++++ ENTRIES SUPPLIED ++++

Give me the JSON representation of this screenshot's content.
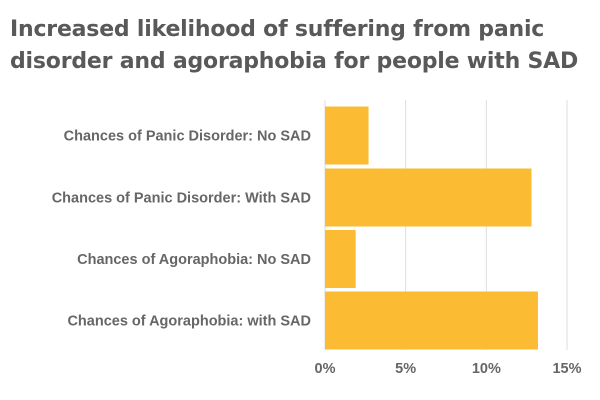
{
  "chart_data": {
    "type": "bar",
    "orientation": "horizontal",
    "title": "Increased likelihood of suffering from panic disorder and agoraphobia for people with SAD",
    "categories": [
      "Chances of Panic Disorder: No SAD",
      "Chances of Panic Disorder: With SAD",
      "Chances of Agoraphobia: No SAD",
      "Chances of Agoraphobia: with SAD"
    ],
    "values": [
      2.7,
      12.8,
      1.9,
      13.2
    ],
    "xlim": [
      0,
      15
    ],
    "xticks": [
      0,
      5,
      10,
      15
    ],
    "xtick_labels": [
      "0%",
      "5%",
      "10%",
      "15%"
    ],
    "xlabel": "",
    "ylabel": "",
    "grid": "vertical",
    "legend": "none",
    "colors": {
      "bar": "#FBBC33",
      "grid": "#DDDDDD",
      "label": "#666666",
      "title": "#595959"
    }
  }
}
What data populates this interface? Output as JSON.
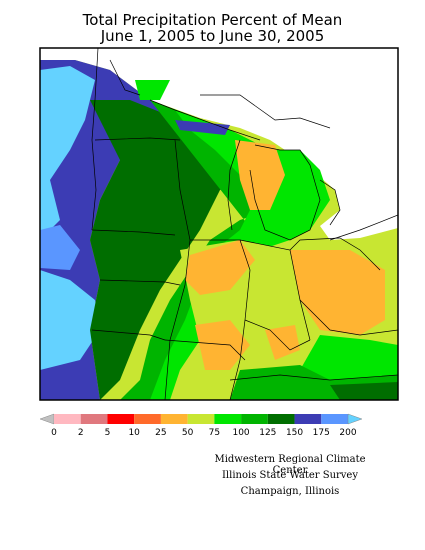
{
  "title_line1": "Total Precipitation Percent of Mean",
  "title_line2": "June 1, 2005 to June 30, 2005",
  "legend": {
    "colors": [
      "#c0c0c0",
      "#ffb8c0",
      "#e0787e",
      "#ff0000",
      "#ff6a2a",
      "#ffb432",
      "#c8e632",
      "#00e600",
      "#00b400",
      "#006e00",
      "#3c3cb4",
      "#5a96ff",
      "#64d2ff"
    ],
    "labels": [
      "0",
      "2",
      "5",
      "10",
      "25",
      "50",
      "75",
      "100",
      "125",
      "150",
      "175",
      "200"
    ]
  },
  "credits": {
    "line1": "Midwestern Regional Climate Center",
    "line2": "Illinois State Water Survey",
    "line3": "Champaign, Illinois"
  }
}
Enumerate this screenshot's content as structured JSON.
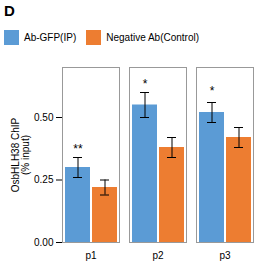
{
  "chart_data": {
    "type": "bar",
    "title": "D",
    "categories": [
      "p1",
      "p2",
      "p3"
    ],
    "series": [
      {
        "name": "Ab-GFP(IP)",
        "color": "#5b9bd5",
        "values": [
          0.3,
          0.55,
          0.52
        ],
        "errors": [
          0.04,
          0.05,
          0.04
        ]
      },
      {
        "name": "Negative Ab(Control)",
        "color": "#ed7d31",
        "values": [
          0.22,
          0.38,
          0.42
        ],
        "errors": [
          0.03,
          0.04,
          0.04
        ]
      }
    ],
    "ylabel": "OsbHLH38 ChIP\n(% input)",
    "ylim": [
      0,
      0.7
    ],
    "yticks": [
      {
        "value": 0,
        "label": "0.00"
      },
      0.25,
      {
        "value": 0.5,
        "label": "0.50"
      }
    ],
    "grid": false,
    "legend": "upper left",
    "annotations": [
      {
        "text": "**",
        "category": "p1",
        "series": "Ab-GFP(IP)",
        "y": 0.36
      },
      {
        "text": "*",
        "category": "p2",
        "series": "Ab-GFP(IP)",
        "y": 0.62
      },
      {
        "text": "*",
        "category": "p3",
        "series": "Ab-GFP(IP)",
        "y": 0.59
      }
    ]
  }
}
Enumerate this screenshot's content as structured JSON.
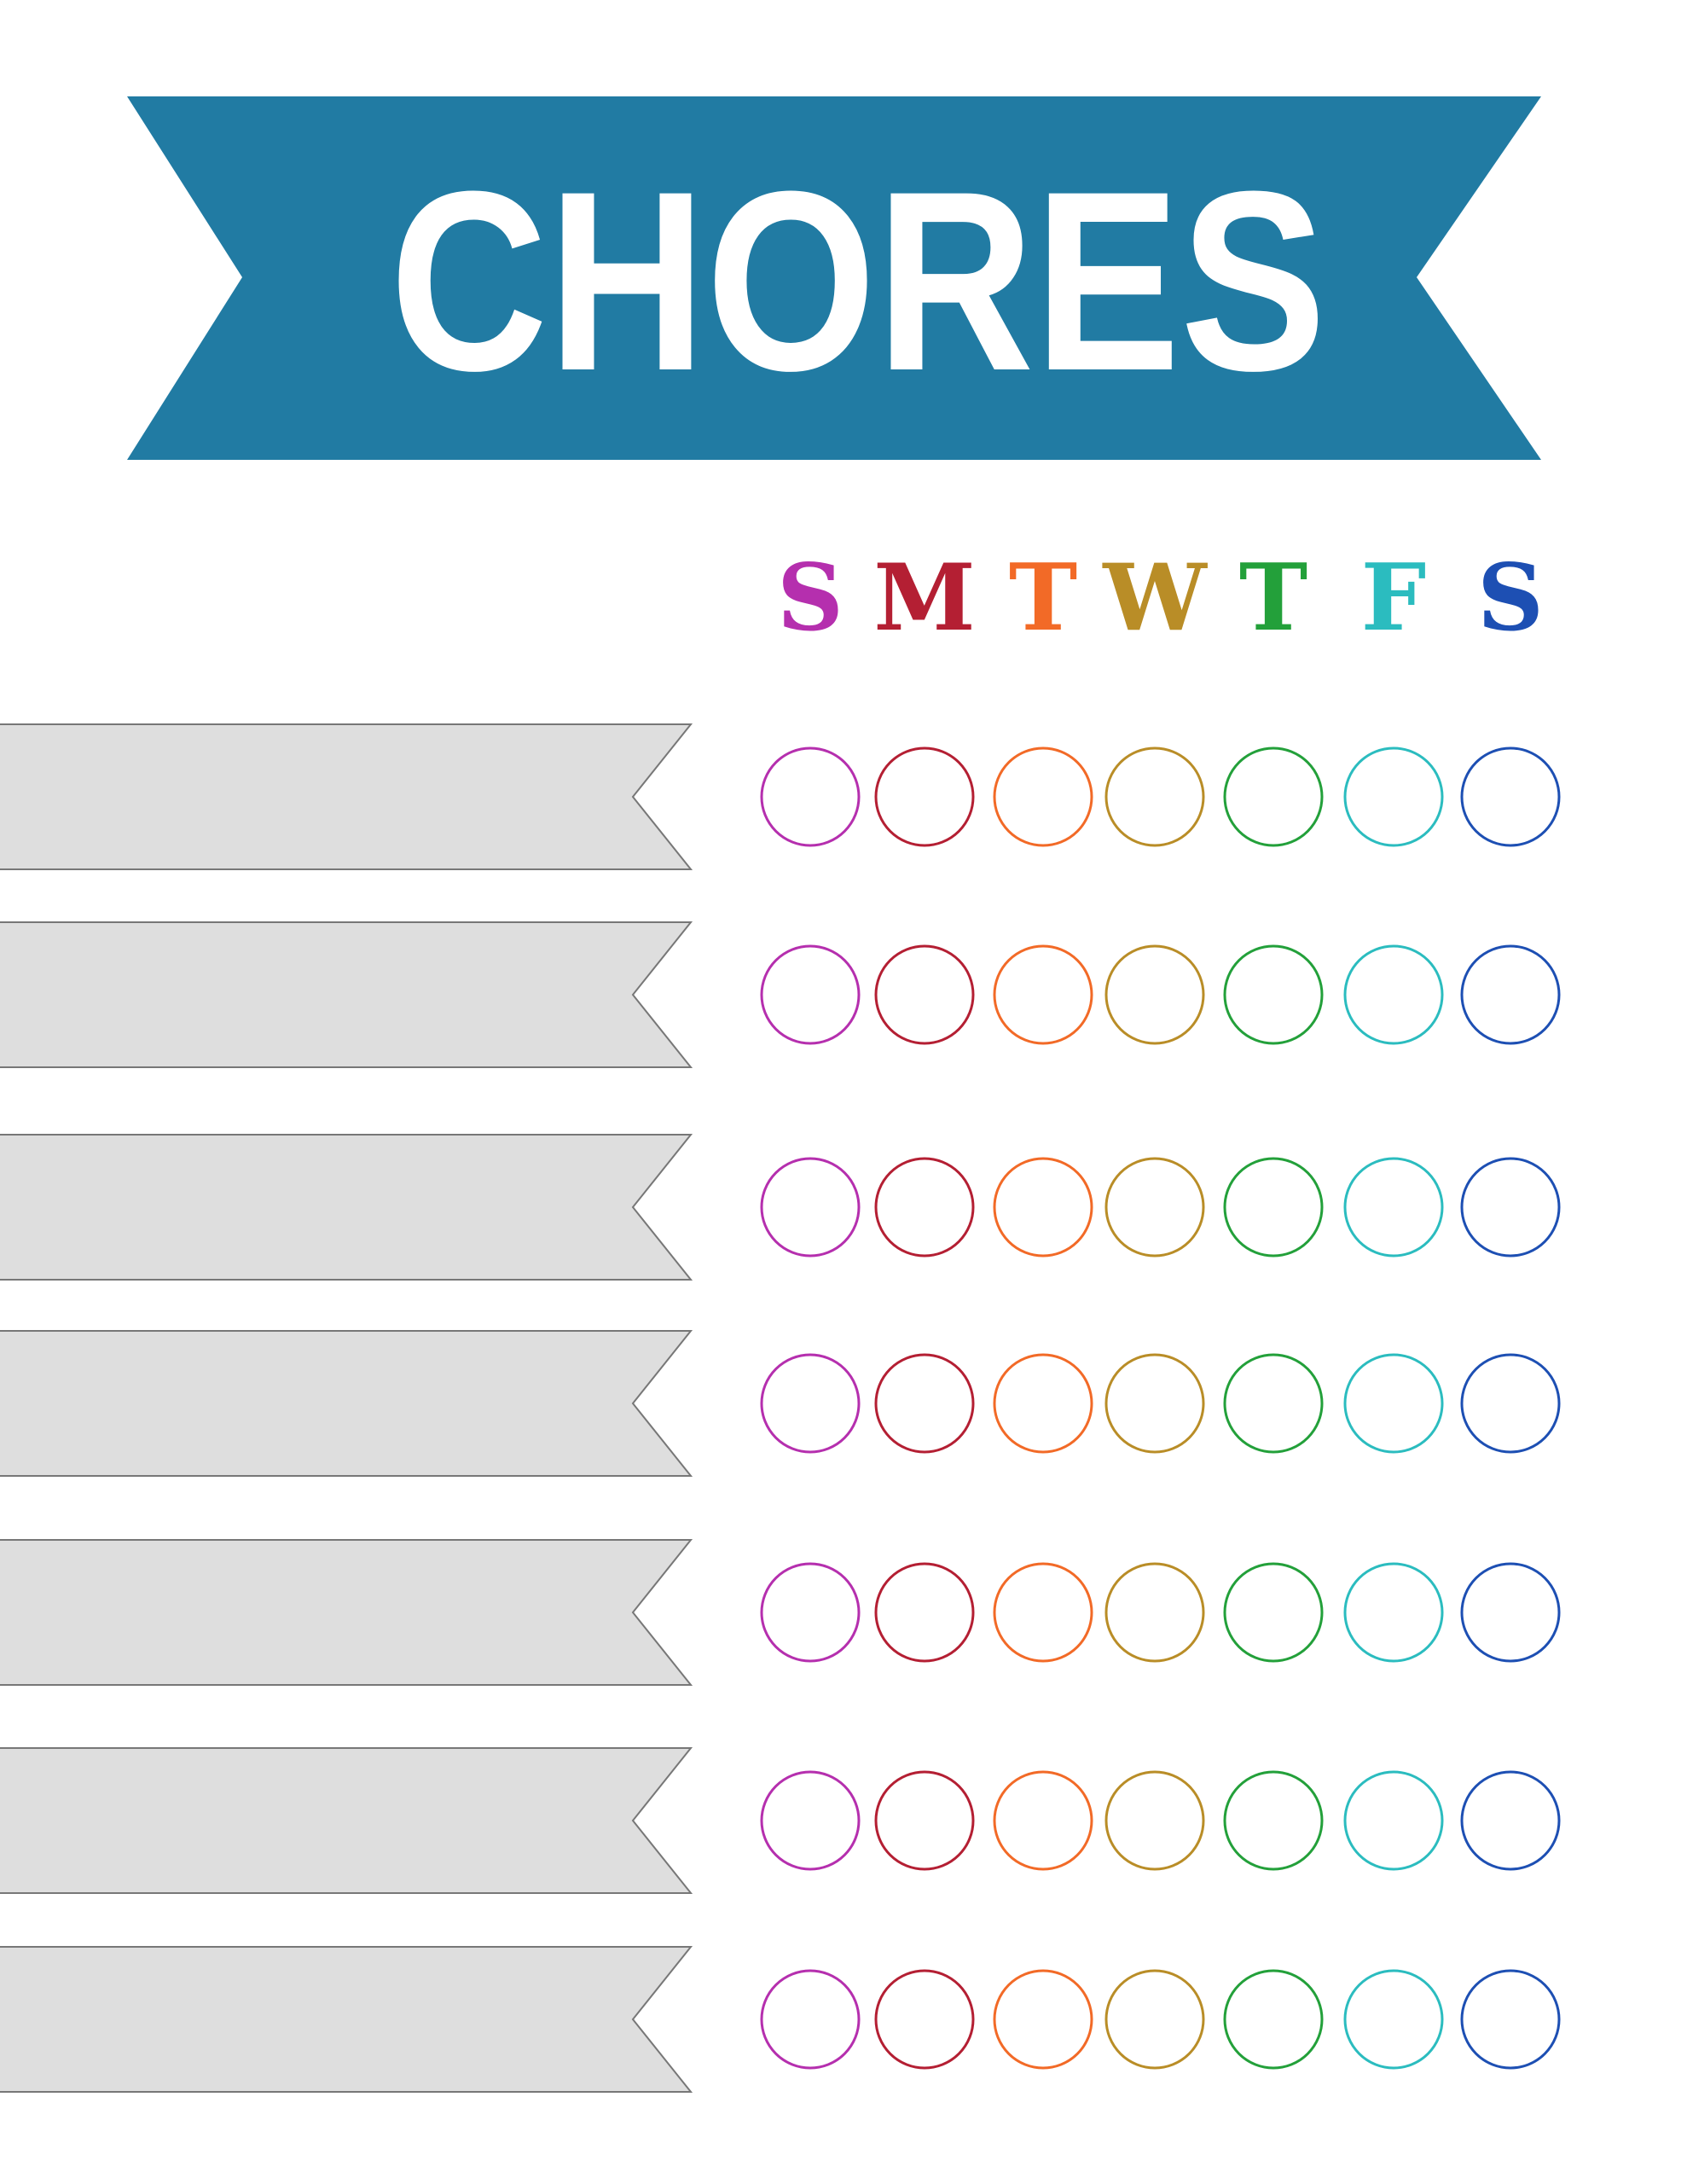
{
  "header": {
    "title": "CHORES",
    "banner_color": "#217ba3",
    "title_color": "#ffffff"
  },
  "days": [
    {
      "label": "S",
      "color": "#b52fae"
    },
    {
      "label": "M",
      "color": "#b41f33"
    },
    {
      "label": "T",
      "color": "#f26a27"
    },
    {
      "label": "W",
      "color": "#b98d27"
    },
    {
      "label": "T",
      "color": "#23a03a"
    },
    {
      "label": "F",
      "color": "#2bbcbf"
    },
    {
      "label": "S",
      "color": "#1d4fb3"
    }
  ],
  "chores": [
    {
      "label": ""
    },
    {
      "label": ""
    },
    {
      "label": ""
    },
    {
      "label": ""
    },
    {
      "label": ""
    },
    {
      "label": ""
    },
    {
      "label": ""
    }
  ],
  "ribbon_fill": "#dedede",
  "ribbon_stroke": "#777777"
}
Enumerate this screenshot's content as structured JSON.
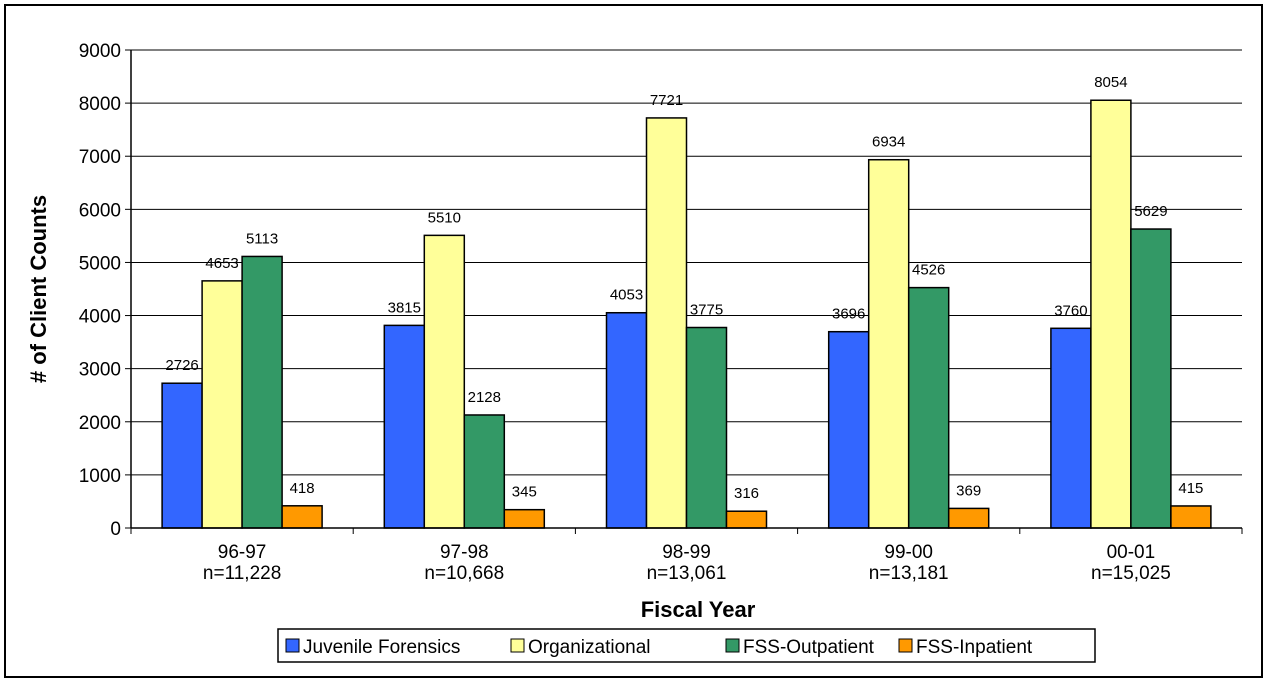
{
  "chart_data": {
    "type": "bar",
    "title": "",
    "xlabel": "Fiscal Year",
    "ylabel": "# of Client Counts",
    "ylim": [
      0,
      9000
    ],
    "yticks": [
      0,
      1000,
      2000,
      3000,
      4000,
      5000,
      6000,
      7000,
      8000,
      9000
    ],
    "grid": true,
    "legend_position": "bottom",
    "categories": [
      "96-97",
      "97-98",
      "98-99",
      "99-00",
      "00-01"
    ],
    "category_sublabels": [
      "n=11,228",
      "n=10,668",
      "n=13,061",
      "n=13,181",
      "n=15,025"
    ],
    "series": [
      {
        "name": "Juvenile Forensics",
        "color": "#3366ff",
        "values": [
          2726,
          3815,
          4053,
          3696,
          3760
        ]
      },
      {
        "name": "Organizational",
        "color": "#ffff99",
        "values": [
          4653,
          5510,
          7721,
          6934,
          8054
        ]
      },
      {
        "name": "FSS-Outpatient",
        "color": "#339966",
        "values": [
          5113,
          2128,
          3775,
          4526,
          5629
        ]
      },
      {
        "name": "FSS-Inpatient",
        "color": "#ff9900",
        "values": [
          418,
          345,
          316,
          369,
          415
        ]
      }
    ]
  }
}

++++

Without including any pictures, output all the entries above exactly.

**RESULT OF THIS TASK:**
Give me the JSON representation of this screenshot's content.
{
  "chart_data": {
    "type": "bar",
    "orientation": "horizontal",
    "title": "Increased likelihood of suffering from panic disorder and agoraphobia for people with SAD",
    "categories": [
      "Chances of Panic Disorder: No SAD",
      "Chances of Panic Disorder: With SAD",
      "Chances of Agoraphobia: No SAD",
      "Chances of Agoraphobia: with SAD"
    ],
    "values": [
      2.7,
      12.8,
      1.9,
      13.2
    ],
    "xlim": [
      0,
      15
    ],
    "xticks": [
      0,
      5,
      10,
      15
    ],
    "xtick_labels": [
      "0%",
      "5%",
      "10%",
      "15%"
    ],
    "xlabel": "",
    "ylabel": "",
    "grid": "vertical",
    "legend": "none",
    "colors": {
      "bar": "#FBBC33",
      "grid": "#DDDDDD",
      "label": "#666666",
      "title": "#595959"
    }
  }
}
What data populates this interface? Output as JSON.
{
  "title_line1": "Total Precipitation Percent of Mean",
  "title_line2": "June 1, 2005 to June 30, 2005",
  "legend": {
    "colors": [
      "#c0c0c0",
      "#ffb8c0",
      "#e0787e",
      "#ff0000",
      "#ff6a2a",
      "#ffb432",
      "#c8e632",
      "#00e600",
      "#00b400",
      "#006e00",
      "#3c3cb4",
      "#5a96ff",
      "#64d2ff"
    ],
    "labels": [
      "0",
      "2",
      "5",
      "10",
      "25",
      "50",
      "75",
      "100",
      "125",
      "150",
      "175",
      "200"
    ]
  },
  "credits": {
    "line1": "Midwestern Regional Climate Center",
    "line2": "Illinois State Water Survey",
    "line3": "Champaign, Illinois"
  }
}
Enumerate this screenshot's content as structured JSON.
{
  "chart_data": {
    "type": "bar",
    "title": "D",
    "categories": [
      "p1",
      "p2",
      "p3"
    ],
    "series": [
      {
        "name": "Ab-GFP(IP)",
        "color": "#5b9bd5",
        "values": [
          0.3,
          0.55,
          0.52
        ],
        "errors": [
          0.04,
          0.05,
          0.04
        ]
      },
      {
        "name": "Negative Ab(Control)",
        "color": "#ed7d31",
        "values": [
          0.22,
          0.38,
          0.42
        ],
        "errors": [
          0.03,
          0.04,
          0.04
        ]
      }
    ],
    "ylabel": "OsbHLH38 ChIP\n(% input)",
    "ylim": [
      0,
      0.7
    ],
    "yticks": [
      {
        "value": 0,
        "label": "0.00"
      },
      0.25,
      {
        "value": 0.5,
        "label": "0.50"
      }
    ],
    "grid": false,
    "legend": "upper left",
    "annotations": [
      {
        "text": "**",
        "category": "p1",
        "series": "Ab-GFP(IP)",
        "y": 0.36
      },
      {
        "text": "*",
        "category": "p2",
        "series": "Ab-GFP(IP)",
        "y": 0.62
      },
      {
        "text": "*",
        "category": "p3",
        "series": "Ab-GFP(IP)",
        "y": 0.59
      }
    ]
  }
}
Enumerate this screenshot's content as structured JSON.
{
  "header": {
    "title": "CHORES",
    "banner_color": "#217ba3",
    "title_color": "#ffffff"
  },
  "days": [
    {
      "label": "S",
      "color": "#b52fae"
    },
    {
      "label": "M",
      "color": "#b41f33"
    },
    {
      "label": "T",
      "color": "#f26a27"
    },
    {
      "label": "W",
      "color": "#b98d27"
    },
    {
      "label": "T",
      "color": "#23a03a"
    },
    {
      "label": "F",
      "color": "#2bbcbf"
    },
    {
      "label": "S",
      "color": "#1d4fb3"
    }
  ],
  "chores": [
    {
      "label": ""
    },
    {
      "label": ""
    },
    {
      "label": ""
    },
    {
      "label": ""
    },
    {
      "label": ""
    },
    {
      "label": ""
    },
    {
      "label": ""
    }
  ],
  "ribbon_fill": "#dedede",
  "ribbon_stroke": "#777777"
}
Enumerate this screenshot's content as structured JSON.
{
  "chart_data": {
    "type": "bar",
    "title": "",
    "xlabel": "Fiscal Year",
    "ylabel": "# of Client Counts",
    "ylim": [
      0,
      9000
    ],
    "yticks": [
      0,
      1000,
      2000,
      3000,
      4000,
      5000,
      6000,
      7000,
      8000,
      9000
    ],
    "grid": true,
    "legend_position": "bottom",
    "categories": [
      "96-97",
      "97-98",
      "98-99",
      "99-00",
      "00-01"
    ],
    "category_sublabels": [
      "n=11,228",
      "n=10,668",
      "n=13,061",
      "n=13,181",
      "n=15,025"
    ],
    "series": [
      {
        "name": "Juvenile Forensics",
        "color": "#3366ff",
        "values": [
          2726,
          3815,
          4053,
          3696,
          3760
        ]
      },
      {
        "name": "Organizational",
        "color": "#ffff99",
        "values": [
          4653,
          5510,
          7721,
          6934,
          8054
        ]
      },
      {
        "name": "FSS-Outpatient",
        "color": "#339966",
        "values": [
          5113,
          2128,
          3775,
          4526,
          5629
        ]
      },
      {
        "name": "FSS-Inpatient",
        "color": "#ff9900",
        "values": [
          418,
          345,
          316,
          369,
          415
        ]
      }
    ]
  }
}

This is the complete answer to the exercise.